[AVAILABLE RECORDS]:
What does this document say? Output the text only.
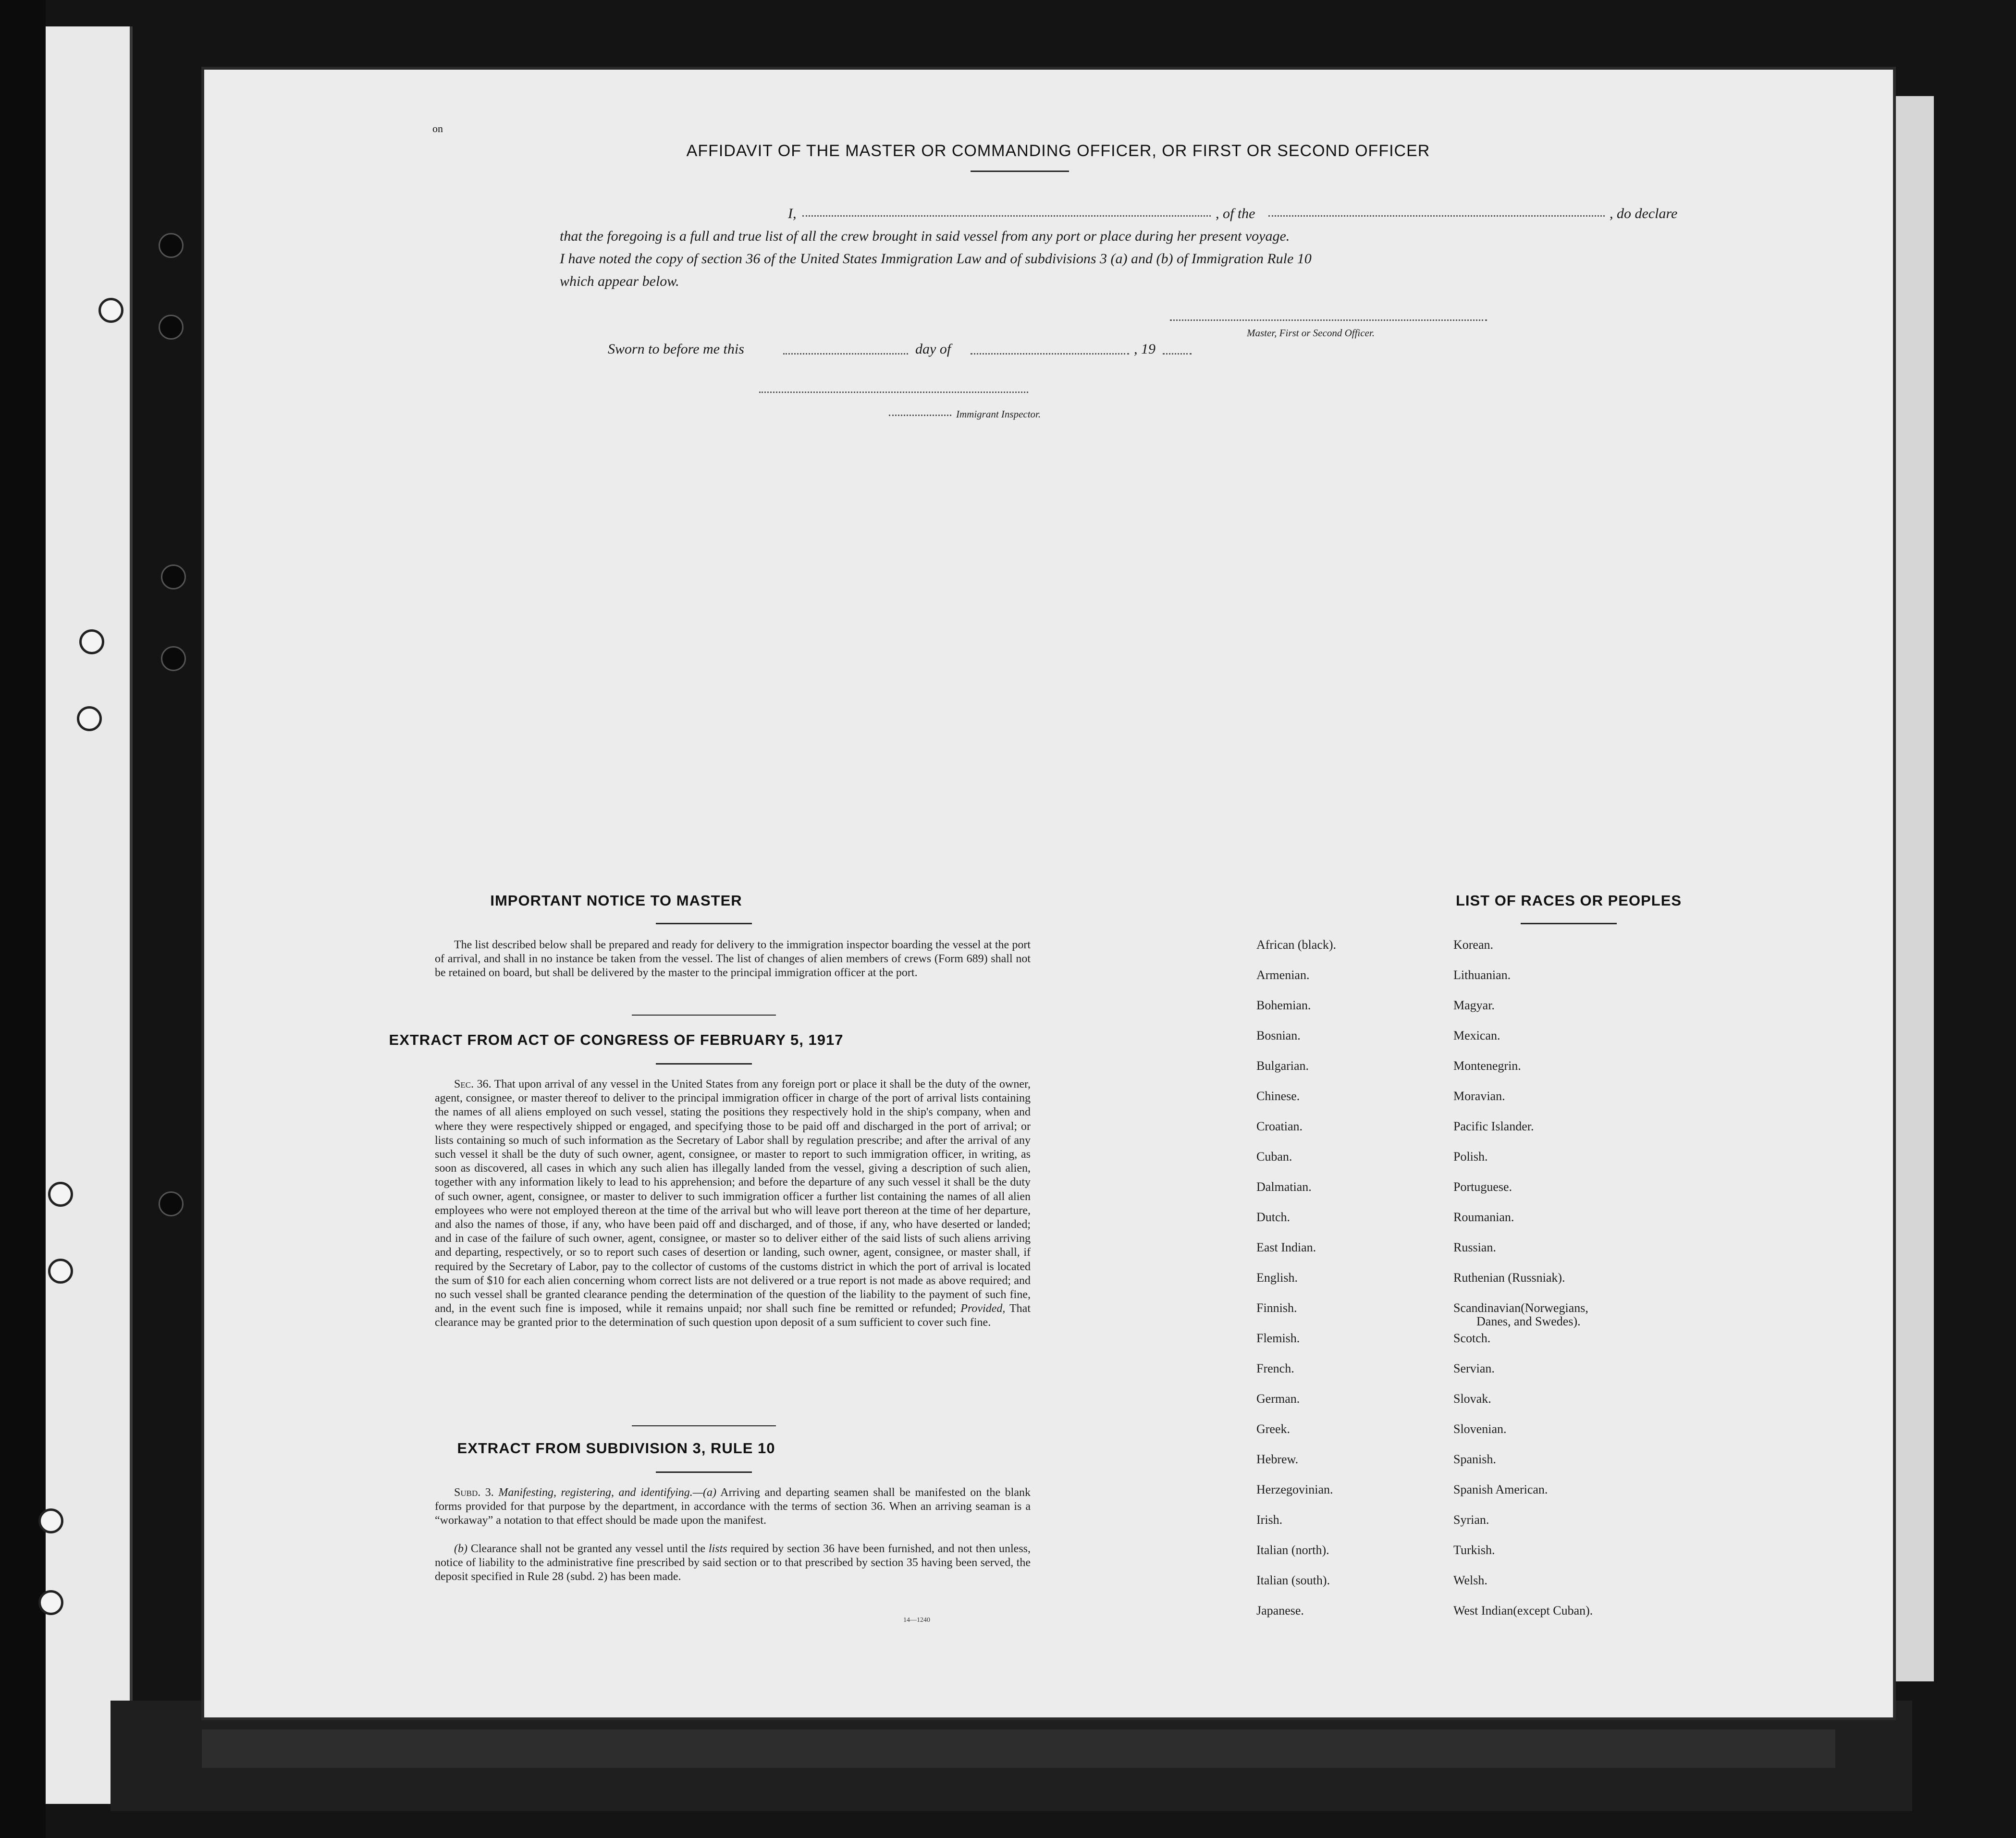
on
AFFIDAVIT OF THE MASTER OR COMMANDING OFFICER, OR FIRST OR SECOND OFFICER
I,	, of the	, do declare
that the foregoing is a full and true list of all the crew brought in said vessel from any port or place during her present voyage.
I have noted the copy of section 36 of the United States Immigration Law and of subdivisions 3 (a) and (b) of Immigration Rule 10
which appear below.
Master, First or Second Officer.
Sworn to before me this	day of	, 19
Immigrant Inspector.
IMPORTANT NOTICE TO MASTER
The list described below shall be prepared and ready for delivery to the immigration inspector boarding the vessel at the port of arrival, and shall in no instance be taken from the vessel. The list of changes of alien members of crews (Form 689) shall not be retained on board, but shall be delivered by the master to the principal immigration officer at the port.
EXTRACT FROM ACT OF CONGRESS OF FEBRUARY 5, 1917
Sec. 36. That upon arrival of any vessel in the United States from any foreign port or place it shall be the duty of the owner, agent, consignee, or master thereof to deliver to the principal immigration officer in charge of the port of arrival lists containing the names of all aliens employed on such vessel, stating the positions they respectively hold in the ship's company, when and where they were respectively shipped or engaged, and specifying those to be paid off and discharged in the port of arrival; or lists containing so much of such information as the Secretary of Labor shall by regulation prescribe; and after the arrival of any such vessel it shall be the duty of such owner, agent, consignee, or master to report to such immigration officer, in writing, as soon as discovered, all cases in which any such alien has illegally landed from the vessel, giving a description of such alien, together with any information likely to lead to his apprehension; and before the departure of any such vessel it shall be the duty of such owner, agent, consignee, or master to deliver to such immigration officer a further list containing the names of all alien employees who were not employed thereon at the time of the arrival but who will leave port thereon at the time of her departure, and also the names of those, if any, who have been paid off and discharged, and of those, if any, who have deserted or landed; and in case of the failure of such owner, agent, consignee, or master so to deliver either of the said lists of such aliens arriving and departing, respectively, or so to report such cases of desertion or landing, such owner, agent, consignee, or master shall, if required by the Secretary of Labor, pay to the collector of customs of the customs district in which the port of arrival is located the sum of $10 for each alien concerning whom correct lists are not delivered or a true report is not made as above required; and no such vessel shall be granted clearance pending the determination of the question of the liability to the payment of such fine, and, in the event such fine is imposed, while it remains unpaid; nor shall such fine be remitted or refunded; Provided, That clearance may be granted prior to the determination of such question upon deposit of a sum sufficient to cover such fine.
EXTRACT FROM SUBDIVISION 3, RULE 10
Subd. 3. Manifesting, registering, and identifying.—(a) Arriving and departing seamen shall be manifested on the blank forms provided for that purpose by the department, in accordance with the terms of section 36. When an arriving seaman is a “workaway” a notation to that effect should be made upon the manifest.
(b) Clearance shall not be granted any vessel until the lists required by section 36 have been furnished, and not then unless, notice of liability to the administrative fine prescribed by said section or to that prescribed by section 35 having been served, the deposit specified in Rule 28 (subd. 2) has been made.
14—1240
LIST OF RACES OR PEOPLES
African (black).
Armenian.
Bohemian.
Bosnian.
Bulgarian.
Chinese.
Croatian.
Cuban.
Dalmatian.
Dutch.
East Indian.
English.
Finnish.
Flemish.
French.
German.
Greek.
Hebrew.
Herzegovinian.
Irish.
Italian (north).
Italian (south).
Japanese.
Korean.
Lithuanian.
Magyar.
Mexican.
Montenegrin.
Moravian.
Pacific Islander.
Polish.
Portuguese.
Roumanian.
Russian.
Ruthenian (Russniak).
Scandinavian(Norwegians,
Danes, and Swedes).
Scotch.
Servian.
Slovak.
Slovenian.
Spanish.
Spanish American.
Syrian.
Turkish.
Welsh.
West Indian(except Cuban).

[REQUEST]:
Every line above should be returned word for word, with the pictures left behind.

[CORRECT OUTPUT]:
What does this document say? Output the text only.
on
AFFIDAVIT OF THE MASTER OR COMMANDING OFFICER, OR FIRST OR SECOND OFFICER
I,	, of the	, do declare
that the foregoing is a full and true list of all the crew brought in said vessel from any port or place during her present voyage.
I have noted the copy of section 36 of the United States Immigration Law and of subdivisions 3 (a) and (b) of Immigration Rule 10
which appear below.
Master, First or Second Officer.
Sworn to before me this	day of	, 19
Immigrant Inspector.
IMPORTANT NOTICE TO MASTER
The list described below shall be prepared and ready for delivery to the immigration inspector boarding the vessel at the port of arrival, and shall in no instance be taken from the vessel. The list of changes of alien members of crews (Form 689) shall not be retained on board, but shall be delivered by the master to the principal immigration officer at the port.
EXTRACT FROM ACT OF CONGRESS OF FEBRUARY 5, 1917
Sec. 36. That upon arrival of any vessel in the United States from any foreign port or place it shall be the duty of the owner, agent, consignee, or master thereof to deliver to the principal immigration officer in charge of the port of arrival lists containing the names of all aliens employed on such vessel, stating the positions they respectively hold in the ship's company, when and where they were respectively shipped or engaged, and specifying those to be paid off and discharged in the port of arrival; or lists containing so much of such information as the Secretary of Labor shall by regulation prescribe; and after the arrival of any such vessel it shall be the duty of such owner, agent, consignee, or master to report to such immigration officer, in writing, as soon as discovered, all cases in which any such alien has illegally landed from the vessel, giving a description of such alien, together with any information likely to lead to his apprehension; and before the departure of any such vessel it shall be the duty of such owner, agent, consignee, or master to deliver to such immigration officer a further list containing the names of all alien employees who were not employed thereon at the time of the arrival but who will leave port thereon at the time of her departure, and also the names of those, if any, who have been paid off and discharged, and of those, if any, who have deserted or landed; and in case of the failure of such owner, agent, consignee, or master so to deliver either of the said lists of such aliens arriving and departing, respectively, or so to report such cases of desertion or landing, such owner, agent, consignee, or master shall, if required by the Secretary of Labor, pay to the collector of customs of the customs district in which the port of arrival is located the sum of $10 for each alien concerning whom correct lists are not delivered or a true report is not made as above required; and no such vessel shall be granted clearance pending the determination of the question of the liability to the payment of such fine, and, in the event such fine is imposed, while it remains unpaid; nor shall such fine be remitted or refunded; Provided, That clearance may be granted prior to the determination of such question upon deposit of a sum sufficient to cover such fine.
EXTRACT FROM SUBDIVISION 3, RULE 10
Subd. 3. Manifesting, registering, and identifying.—(a) Arriving and departing seamen shall be manifested on the blank forms provided for that purpose by the department, in accordance with the terms of section 36. When an arriving seaman is a “workaway” a notation to that effect should be made upon the manifest.
(b) Clearance shall not be granted any vessel until the lists required by section 36 have been furnished, and not then unless, notice of liability to the administrative fine prescribed by said section or to that prescribed by section 35 having been served, the deposit specified in Rule 28 (subd. 2) has been made.
14—1240
LIST OF RACES OR PEOPLES
African (black).
Armenian.
Bohemian.
Bosnian.
Bulgarian.
Chinese.
Croatian.
Cuban.
Dalmatian.
Dutch.
East Indian.
English.
Finnish.
Flemish.
French.
German.
Greek.
Hebrew.
Herzegovinian.
Irish.
Italian (north).
Italian (south).
Japanese.
Korean.
Lithuanian.
Magyar.
Mexican.
Montenegrin.
Moravian.
Pacific Islander.
Polish.
Portuguese.
Roumanian.
Russian.
Ruthenian (Russniak).
Scandinavian(Norwegians,
Danes, and Swedes).
Scotch.
Servian.
Slovak.
Slovenian.
Spanish.
Spanish American.
Syrian.
Turkish.
Welsh.
West Indian(except Cuban).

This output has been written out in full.